*Exercise directions:* Return each entry exactly, with none missing.

■ ■ ■ ■

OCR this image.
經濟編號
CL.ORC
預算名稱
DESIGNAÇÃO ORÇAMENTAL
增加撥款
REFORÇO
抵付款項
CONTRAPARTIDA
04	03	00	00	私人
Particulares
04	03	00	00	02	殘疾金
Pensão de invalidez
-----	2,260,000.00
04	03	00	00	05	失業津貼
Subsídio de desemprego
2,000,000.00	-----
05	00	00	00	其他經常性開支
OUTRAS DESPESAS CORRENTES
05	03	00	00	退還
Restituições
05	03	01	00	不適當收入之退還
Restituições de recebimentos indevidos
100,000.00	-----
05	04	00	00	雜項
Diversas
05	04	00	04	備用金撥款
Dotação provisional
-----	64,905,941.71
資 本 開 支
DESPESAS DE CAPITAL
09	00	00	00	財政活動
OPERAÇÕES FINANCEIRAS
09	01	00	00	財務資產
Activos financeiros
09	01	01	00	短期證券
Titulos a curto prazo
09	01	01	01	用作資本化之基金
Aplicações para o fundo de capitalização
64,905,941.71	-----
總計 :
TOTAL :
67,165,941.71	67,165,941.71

■ ■ ■ ■

*Written solution:*
OCR this image.
經濟編號
CL.ORC
預算名稱
DESIGNAÇÃO ORÇAMENTAL
增加撥款
REFORÇO
抵付款項
CONTRAPARTIDA
04	03	00	00	私人
Particulares
04	03	00	00	02	殘疾金
Pensão de invalidez
-----	2,260,000.00
04	03	00	00	05	失業津貼
Subsídio de desemprego
2,000,000.00	-----
05	00	00	00	其他經常性開支
OUTRAS DESPESAS CORRENTES
05	03	00	00	退還
Restituições
05	03	01	00	不適當收入之退還
Restituições de recebimentos indevidos
100,000.00	-----
05	04	00	00	雜項
Diversas
05	04	00	04	備用金撥款
Dotação provisional
-----	64,905,941.71
資 本 開 支
DESPESAS DE CAPITAL
09	00	00	00	財政活動
OPERAÇÕES FINANCEIRAS
09	01	00	00	財務資產
Activos financeiros
09	01	01	00	短期證券
Titulos a curto prazo
09	01	01	01	用作資本化之基金
Aplicações para o fundo de capitalização
64,905,941.71	-----
總計 :
TOTAL :
67,165,941.71	67,165,941.71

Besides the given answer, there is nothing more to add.